## THE INPUT
..........

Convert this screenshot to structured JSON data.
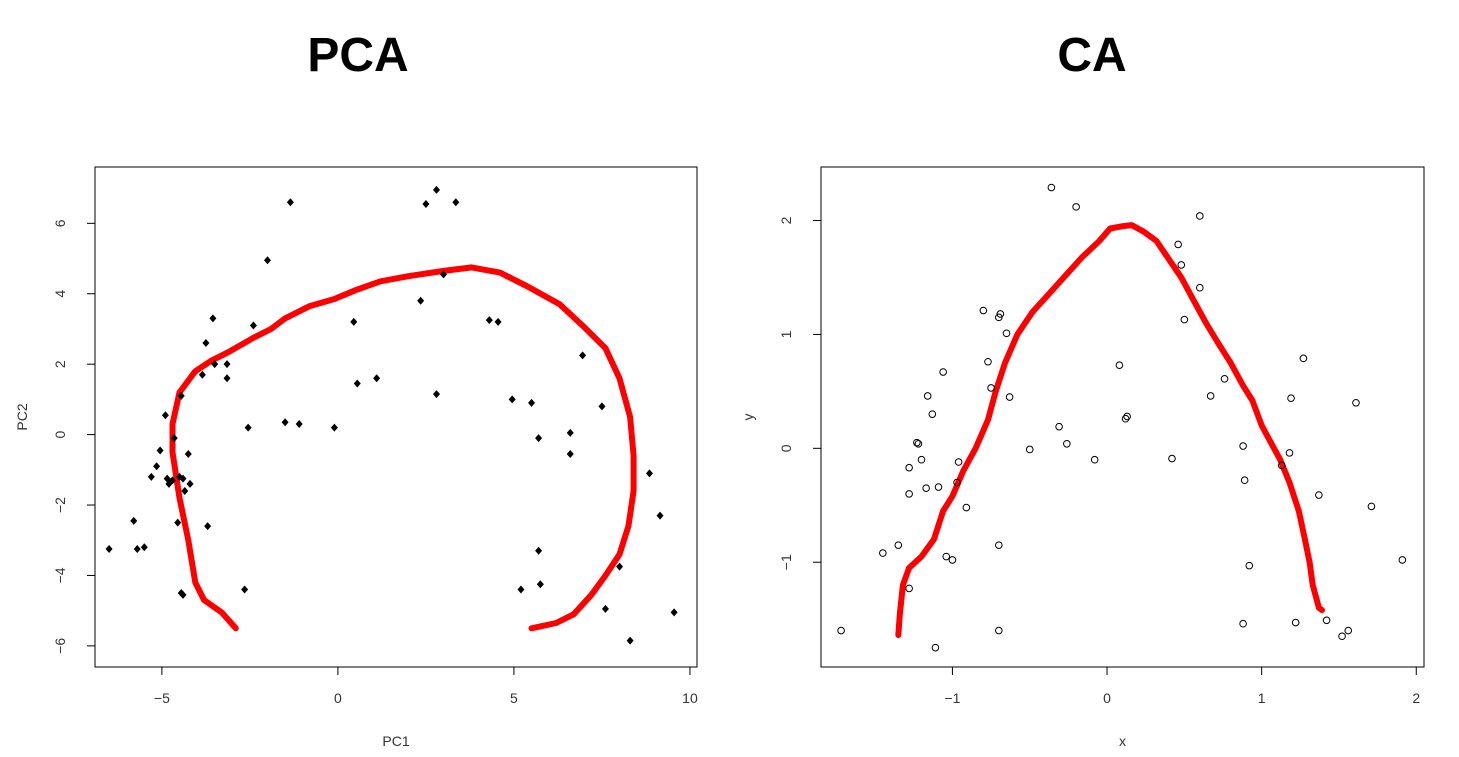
{
  "chart_data": [
    {
      "type": "scatter",
      "title": "PCA",
      "xlabel": "PC1",
      "ylabel": "PC2",
      "xlim": [
        -6.9,
        10.2
      ],
      "ylim": [
        -6.6,
        7.6
      ],
      "xticks": [
        -5,
        0,
        5,
        10
      ],
      "yticks": [
        -6,
        -4,
        -2,
        0,
        2,
        4,
        6
      ],
      "grid": false,
      "marker": "filled-diamond",
      "curve_color": "#ff0000",
      "points": [
        [
          -6.5,
          -3.25
        ],
        [
          -5.8,
          -2.45
        ],
        [
          -5.7,
          -3.25
        ],
        [
          -5.5,
          -3.2
        ],
        [
          -5.3,
          -1.2
        ],
        [
          -5.15,
          -0.9
        ],
        [
          -5.05,
          -0.45
        ],
        [
          -4.9,
          0.55
        ],
        [
          -4.85,
          -1.25
        ],
        [
          -4.8,
          -1.4
        ],
        [
          -4.7,
          -1.3
        ],
        [
          -4.65,
          -0.1
        ],
        [
          -4.55,
          -2.5
        ],
        [
          -4.45,
          1.1
        ],
        [
          -4.5,
          -1.2
        ],
        [
          -4.4,
          -1.25
        ],
        [
          -4.35,
          -1.6
        ],
        [
          -4.25,
          -0.55
        ],
        [
          -4.2,
          -1.4
        ],
        [
          -4.45,
          -4.5
        ],
        [
          -4.4,
          -4.55
        ],
        [
          -3.85,
          1.7
        ],
        [
          -3.75,
          2.6
        ],
        [
          -3.7,
          -2.6
        ],
        [
          -3.55,
          3.3
        ],
        [
          -3.5,
          2.0
        ],
        [
          -3.15,
          2.0
        ],
        [
          -3.15,
          1.6
        ],
        [
          -2.65,
          -4.4
        ],
        [
          -2.55,
          0.2
        ],
        [
          -2.4,
          3.1
        ],
        [
          -2.0,
          4.95
        ],
        [
          -1.5,
          0.35
        ],
        [
          -1.35,
          6.6
        ],
        [
          -1.1,
          0.3
        ],
        [
          -0.1,
          0.2
        ],
        [
          0.45,
          3.2
        ],
        [
          0.55,
          1.45
        ],
        [
          1.1,
          1.6
        ],
        [
          2.35,
          3.8
        ],
        [
          2.5,
          6.55
        ],
        [
          2.8,
          1.15
        ],
        [
          2.8,
          6.95
        ],
        [
          3.0,
          4.55
        ],
        [
          3.35,
          6.6
        ],
        [
          4.3,
          3.25
        ],
        [
          4.55,
          3.2
        ],
        [
          4.95,
          1.0
        ],
        [
          5.2,
          -4.4
        ],
        [
          5.5,
          0.9
        ],
        [
          5.7,
          -0.1
        ],
        [
          5.7,
          -3.3
        ],
        [
          5.75,
          -4.25
        ],
        [
          6.6,
          0.05
        ],
        [
          6.6,
          -0.55
        ],
        [
          6.95,
          2.25
        ],
        [
          7.5,
          0.8
        ],
        [
          7.6,
          -4.95
        ],
        [
          8.0,
          -3.75
        ],
        [
          8.3,
          -5.85
        ],
        [
          8.85,
          -1.1
        ],
        [
          9.15,
          -2.3
        ],
        [
          9.55,
          -5.05
        ]
      ],
      "curve": [
        [
          -2.9,
          -5.5
        ],
        [
          -3.3,
          -5.05
        ],
        [
          -3.8,
          -4.7
        ],
        [
          -4.05,
          -4.2
        ],
        [
          -4.25,
          -3.0
        ],
        [
          -4.5,
          -1.8
        ],
        [
          -4.7,
          -0.5
        ],
        [
          -4.7,
          0.3
        ],
        [
          -4.5,
          1.2
        ],
        [
          -4.05,
          1.8
        ],
        [
          -3.6,
          2.1
        ],
        [
          -3.1,
          2.35
        ],
        [
          -2.4,
          2.75
        ],
        [
          -1.9,
          3.0
        ],
        [
          -1.5,
          3.3
        ],
        [
          -0.8,
          3.65
        ],
        [
          -0.1,
          3.85
        ],
        [
          0.5,
          4.1
        ],
        [
          1.2,
          4.35
        ],
        [
          2.0,
          4.5
        ],
        [
          3.0,
          4.65
        ],
        [
          3.8,
          4.75
        ],
        [
          4.6,
          4.6
        ],
        [
          5.4,
          4.2
        ],
        [
          6.3,
          3.7
        ],
        [
          7.0,
          3.05
        ],
        [
          7.6,
          2.45
        ],
        [
          8.0,
          1.6
        ],
        [
          8.3,
          0.5
        ],
        [
          8.4,
          -0.6
        ],
        [
          8.4,
          -1.6
        ],
        [
          8.25,
          -2.6
        ],
        [
          8.0,
          -3.4
        ],
        [
          7.6,
          -4.0
        ],
        [
          7.2,
          -4.55
        ],
        [
          6.7,
          -5.1
        ],
        [
          6.2,
          -5.35
        ],
        [
          5.5,
          -5.5
        ]
      ]
    },
    {
      "type": "scatter",
      "title": "CA",
      "xlabel": "x",
      "ylabel": "y",
      "xlim": [
        -1.85,
        2.05
      ],
      "ylim": [
        -1.92,
        2.47
      ],
      "xticks": [
        -1,
        0,
        1,
        2
      ],
      "yticks": [
        -1,
        0,
        1,
        2
      ],
      "grid": false,
      "marker": "open-circle",
      "curve_color": "#ff0000",
      "points": [
        [
          -1.72,
          -1.6
        ],
        [
          -1.45,
          -0.92
        ],
        [
          -1.35,
          -0.85
        ],
        [
          -1.28,
          -1.23
        ],
        [
          -1.28,
          -0.4
        ],
        [
          -1.28,
          -0.17
        ],
        [
          -1.23,
          0.05
        ],
        [
          -1.22,
          0.04
        ],
        [
          -1.2,
          -0.1
        ],
        [
          -1.17,
          -0.35
        ],
        [
          -1.16,
          0.46
        ],
        [
          -1.13,
          0.3
        ],
        [
          -1.11,
          -1.75
        ],
        [
          -1.09,
          -0.34
        ],
        [
          -1.06,
          0.67
        ],
        [
          -1.04,
          -0.95
        ],
        [
          -1.0,
          -0.98
        ],
        [
          -0.97,
          -0.3
        ],
        [
          -0.96,
          -0.12
        ],
        [
          -0.91,
          -0.52
        ],
        [
          -0.8,
          1.21
        ],
        [
          -0.77,
          0.76
        ],
        [
          -0.75,
          0.53
        ],
        [
          -0.7,
          1.15
        ],
        [
          -0.69,
          1.18
        ],
        [
          -0.7,
          -0.85
        ],
        [
          -0.7,
          -1.6
        ],
        [
          -0.65,
          1.01
        ],
        [
          -0.63,
          0.45
        ],
        [
          -0.5,
          -0.01
        ],
        [
          -0.36,
          2.29
        ],
        [
          -0.31,
          0.19
        ],
        [
          -0.26,
          0.04
        ],
        [
          -0.2,
          2.12
        ],
        [
          -0.08,
          -0.1
        ],
        [
          0.08,
          0.73
        ],
        [
          0.12,
          0.26
        ],
        [
          0.13,
          0.28
        ],
        [
          0.42,
          -0.09
        ],
        [
          0.46,
          1.79
        ],
        [
          0.48,
          1.61
        ],
        [
          0.5,
          1.13
        ],
        [
          0.6,
          2.04
        ],
        [
          0.6,
          1.41
        ],
        [
          0.67,
          0.46
        ],
        [
          0.76,
          0.61
        ],
        [
          0.88,
          0.02
        ],
        [
          0.89,
          -0.28
        ],
        [
          0.88,
          -1.54
        ],
        [
          0.92,
          -1.03
        ],
        [
          1.13,
          -0.15
        ],
        [
          1.18,
          -0.04
        ],
        [
          1.19,
          0.44
        ],
        [
          1.22,
          -1.53
        ],
        [
          1.27,
          0.79
        ],
        [
          1.37,
          -0.41
        ],
        [
          1.42,
          -1.51
        ],
        [
          1.52,
          -1.65
        ],
        [
          1.56,
          -1.6
        ],
        [
          1.61,
          0.4
        ],
        [
          1.71,
          -0.51
        ],
        [
          1.91,
          -0.98
        ]
      ],
      "curve": [
        [
          -1.35,
          -1.64
        ],
        [
          -1.34,
          -1.45
        ],
        [
          -1.32,
          -1.2
        ],
        [
          -1.28,
          -1.05
        ],
        [
          -1.2,
          -0.95
        ],
        [
          -1.12,
          -0.8
        ],
        [
          -1.06,
          -0.55
        ],
        [
          -1.0,
          -0.42
        ],
        [
          -0.93,
          -0.2
        ],
        [
          -0.85,
          0.0
        ],
        [
          -0.77,
          0.25
        ],
        [
          -0.72,
          0.5
        ],
        [
          -0.66,
          0.75
        ],
        [
          -0.58,
          1.0
        ],
        [
          -0.48,
          1.2
        ],
        [
          -0.38,
          1.35
        ],
        [
          -0.28,
          1.5
        ],
        [
          -0.16,
          1.68
        ],
        [
          -0.05,
          1.82
        ],
        [
          0.02,
          1.93
        ],
        [
          0.1,
          1.95
        ],
        [
          0.16,
          1.96
        ],
        [
          0.24,
          1.9
        ],
        [
          0.32,
          1.82
        ],
        [
          0.4,
          1.66
        ],
        [
          0.48,
          1.5
        ],
        [
          0.56,
          1.3
        ],
        [
          0.64,
          1.1
        ],
        [
          0.72,
          0.92
        ],
        [
          0.8,
          0.75
        ],
        [
          0.88,
          0.55
        ],
        [
          0.94,
          0.42
        ],
        [
          1.0,
          0.2
        ],
        [
          1.06,
          0.05
        ],
        [
          1.12,
          -0.1
        ],
        [
          1.18,
          -0.3
        ],
        [
          1.24,
          -0.55
        ],
        [
          1.28,
          -0.8
        ],
        [
          1.31,
          -1.0
        ],
        [
          1.33,
          -1.2
        ],
        [
          1.37,
          -1.4
        ],
        [
          1.39,
          -1.42
        ]
      ]
    }
  ]
}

..........

## PROBLEM TO SOLVE
Pick out each line containing the string "marker" and copy it.

## RESPONSE BELOW
      "marker": "filled-diamond",
      "marker": "open-circle",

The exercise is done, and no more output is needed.